Where does the string "frac" appear? Copy every line of the entries below that holds it.

— START Provided information —

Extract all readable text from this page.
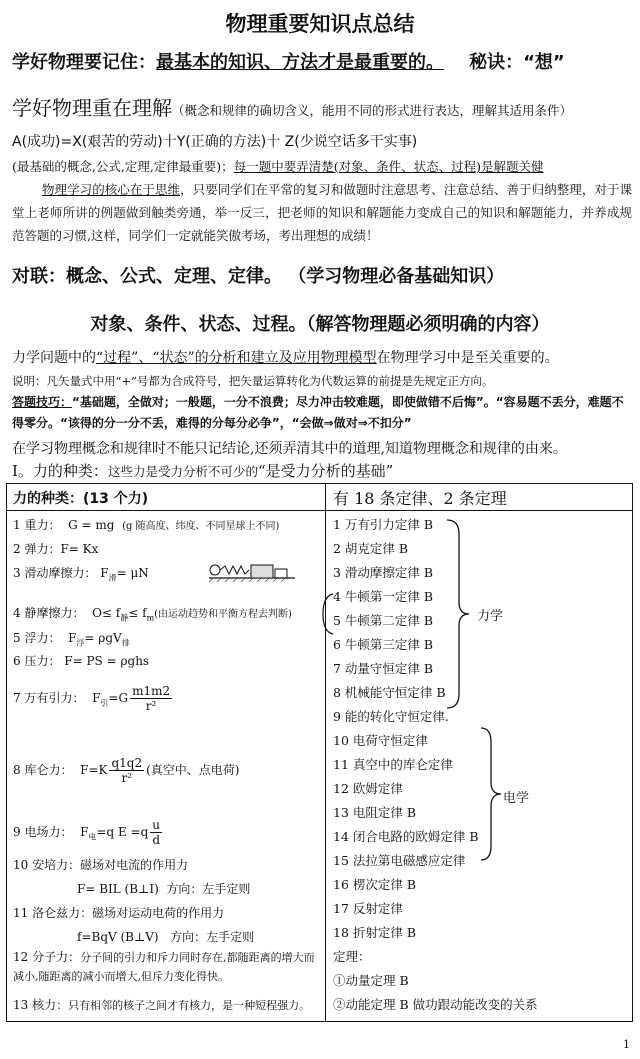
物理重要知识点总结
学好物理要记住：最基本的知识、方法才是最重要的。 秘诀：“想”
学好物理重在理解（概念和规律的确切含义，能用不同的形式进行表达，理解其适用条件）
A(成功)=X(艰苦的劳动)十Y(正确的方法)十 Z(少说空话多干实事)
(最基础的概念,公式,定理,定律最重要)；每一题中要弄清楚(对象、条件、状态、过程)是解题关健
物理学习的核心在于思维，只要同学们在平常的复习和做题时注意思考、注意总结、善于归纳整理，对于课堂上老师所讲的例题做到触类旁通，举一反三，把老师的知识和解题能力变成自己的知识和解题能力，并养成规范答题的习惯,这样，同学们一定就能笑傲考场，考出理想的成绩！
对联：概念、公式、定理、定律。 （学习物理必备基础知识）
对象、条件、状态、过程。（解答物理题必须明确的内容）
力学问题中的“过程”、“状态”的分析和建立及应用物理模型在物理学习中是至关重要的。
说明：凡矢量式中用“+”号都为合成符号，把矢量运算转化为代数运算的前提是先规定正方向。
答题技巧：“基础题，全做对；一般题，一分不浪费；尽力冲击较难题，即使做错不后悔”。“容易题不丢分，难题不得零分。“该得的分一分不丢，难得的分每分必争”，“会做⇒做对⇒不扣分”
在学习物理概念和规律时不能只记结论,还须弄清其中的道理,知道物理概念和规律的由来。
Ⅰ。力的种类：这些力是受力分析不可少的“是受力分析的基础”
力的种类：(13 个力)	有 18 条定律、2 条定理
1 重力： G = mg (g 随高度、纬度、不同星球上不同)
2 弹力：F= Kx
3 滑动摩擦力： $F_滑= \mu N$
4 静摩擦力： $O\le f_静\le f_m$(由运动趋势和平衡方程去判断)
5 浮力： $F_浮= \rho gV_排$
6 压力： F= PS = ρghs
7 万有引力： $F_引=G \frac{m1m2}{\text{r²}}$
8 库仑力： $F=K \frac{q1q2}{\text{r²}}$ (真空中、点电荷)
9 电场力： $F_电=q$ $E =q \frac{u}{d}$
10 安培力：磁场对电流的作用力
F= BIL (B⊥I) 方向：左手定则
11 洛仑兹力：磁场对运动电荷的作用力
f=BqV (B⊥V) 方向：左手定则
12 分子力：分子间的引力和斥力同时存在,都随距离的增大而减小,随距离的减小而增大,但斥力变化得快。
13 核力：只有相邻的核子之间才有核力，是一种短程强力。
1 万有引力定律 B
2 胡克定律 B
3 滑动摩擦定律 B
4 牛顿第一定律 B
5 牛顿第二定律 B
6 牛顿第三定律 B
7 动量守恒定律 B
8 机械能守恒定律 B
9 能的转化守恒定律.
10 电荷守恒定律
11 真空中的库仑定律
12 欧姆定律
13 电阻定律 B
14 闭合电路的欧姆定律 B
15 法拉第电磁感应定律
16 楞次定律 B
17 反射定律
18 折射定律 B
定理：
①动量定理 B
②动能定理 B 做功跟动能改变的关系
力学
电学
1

— END Provided information —

• **Full solution**:
7 万有引力： $F_引=G \frac{m1m2}{\text{r²}}$
8 库仑力： $F=K \frac{q1q2}{\text{r²}}$ (真空中、点电荷)
9 电场力： $F_电=q$ $E =q \frac{u}{d}$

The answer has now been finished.